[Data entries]
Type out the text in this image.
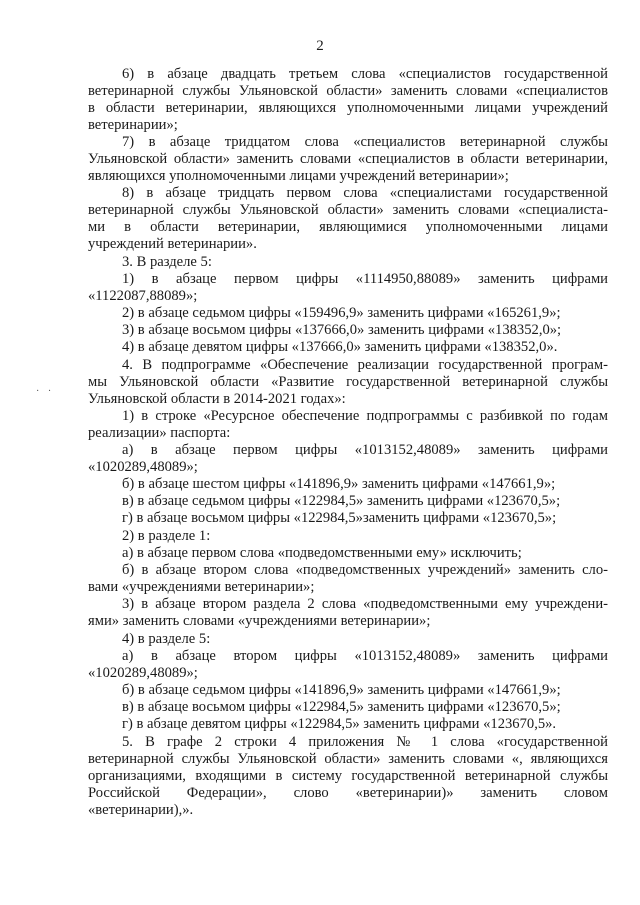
2
· ·
6) в абзаце двадцать третьем слова «специалистов государственной
ветеринарной службы Ульяновской области» заменить словами «специалистов
в области ветеринарии, являющихся уполномоченными лицами учреждений
ветеринарии»;
7) в абзаце тридцатом слова «специалистов ветеринарной службы
Ульяновской области» заменить словами «специалистов в области ветеринарии,
являющихся уполномоченными лицами учреждений ветеринарии»;
8) в абзаце тридцать первом слова «специалистами государственной
ветеринарной службы Ульяновской области» заменить словами «специалиста-
ми в области ветеринарии, являющимися уполномоченными лицами
учреждений ветеринарии».
3. В разделе 5:
1) в абзаце первом цифры «1114950,88089» заменить цифрами
«1122087,88089»;
2) в абзаце седьмом цифры «159496,9» заменить цифрами «165261,9»;
3) в абзаце восьмом цифры «137666,0» заменить цифрами «138352,0»;
4) в абзаце девятом цифры «137666,0» заменить цифрами «138352,0».
4. В подпрограмме «Обеспечение реализации государственной програм-
мы Ульяновской области «Развитие государственной ветеринарной службы
Ульяновской области в 2014-2021 годах»:
1) в строке «Ресурсное обеспечение подпрограммы с разбивкой по годам
реализации» паспорта:
а) в абзаце первом цифры «1013152,48089» заменить цифрами
«1020289,48089»;
б) в абзаце шестом цифры «141896,9» заменить цифрами «147661,9»;
в) в абзаце седьмом цифры «122984,5» заменить цифрами «123670,5»;
г) в абзаце восьмом цифры «122984,5»заменить цифрами «123670,5»;
2) в разделе 1:
а) в абзаце первом слова «подведомственными ему» исключить;
б) в абзаце втором слова «подведомственных учреждений» заменить сло-
вами «учреждениями ветеринарии»;
3) в абзаце втором раздела 2 слова «подведомственными ему учреждени-
ями» заменить словами «учреждениями ветеринарии»;
4) в разделе 5:
а) в абзаце втором цифры «1013152,48089» заменить цифрами
«1020289,48089»;
б) в абзаце седьмом цифры «141896,9» заменить цифрами «147661,9»;
в) в абзаце восьмом цифры «122984,5» заменить цифрами «123670,5»;
г) в абзаце девятом цифры «122984,5» заменить цифрами «123670,5».
5. В графе 2 строки 4 приложения № 1 слова «государственной
ветеринарной службы Ульяновской области» заменить словами «, являющихся
организациями, входящими в систему государственной ветеринарной службы
Российской Федерации», слово «ветеринарии)» заменить словом
«ветеринарии),».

TASK OBJECTIVE:
From the data above, write out everything exactly except the pictures.

SOLUTION TO THIS PROBLEM:
Type out the text in this image.
2
· ·
6) в абзаце двадцать третьем слова «специалистов государственной
ветеринарной службы Ульяновской области» заменить словами «специалистов
в области ветеринарии, являющихся уполномоченными лицами учреждений
ветеринарии»;
7) в абзаце тридцатом слова «специалистов ветеринарной службы
Ульяновской области» заменить словами «специалистов в области ветеринарии,
являющихся уполномоченными лицами учреждений ветеринарии»;
8) в абзаце тридцать первом слова «специалистами государственной
ветеринарной службы Ульяновской области» заменить словами «специалиста-
ми в области ветеринарии, являющимися уполномоченными лицами
учреждений ветеринарии».
3. В разделе 5:
1) в абзаце первом цифры «1114950,88089» заменить цифрами
«1122087,88089»;
2) в абзаце седьмом цифры «159496,9» заменить цифрами «165261,9»;
3) в абзаце восьмом цифры «137666,0» заменить цифрами «138352,0»;
4) в абзаце девятом цифры «137666,0» заменить цифрами «138352,0».
4. В подпрограмме «Обеспечение реализации государственной програм-
мы Ульяновской области «Развитие государственной ветеринарной службы
Ульяновской области в 2014-2021 годах»:
1) в строке «Ресурсное обеспечение подпрограммы с разбивкой по годам
реализации» паспорта:
а) в абзаце первом цифры «1013152,48089» заменить цифрами
«1020289,48089»;
б) в абзаце шестом цифры «141896,9» заменить цифрами «147661,9»;
в) в абзаце седьмом цифры «122984,5» заменить цифрами «123670,5»;
г) в абзаце восьмом цифры «122984,5»заменить цифрами «123670,5»;
2) в разделе 1:
а) в абзаце первом слова «подведомственными ему» исключить;
б) в абзаце втором слова «подведомственных учреждений» заменить сло-
вами «учреждениями ветеринарии»;
3) в абзаце втором раздела 2 слова «подведомственными ему учреждени-
ями» заменить словами «учреждениями ветеринарии»;
4) в разделе 5:
а) в абзаце втором цифры «1013152,48089» заменить цифрами
«1020289,48089»;
б) в абзаце седьмом цифры «141896,9» заменить цифрами «147661,9»;
в) в абзаце восьмом цифры «122984,5» заменить цифрами «123670,5»;
г) в абзаце девятом цифры «122984,5» заменить цифрами «123670,5».
5. В графе 2 строки 4 приложения № 1 слова «государственной
ветеринарной службы Ульяновской области» заменить словами «, являющихся
организациями, входящими в систему государственной ветеринарной службы
Российской Федерации», слово «ветеринарии)» заменить словом
«ветеринарии),».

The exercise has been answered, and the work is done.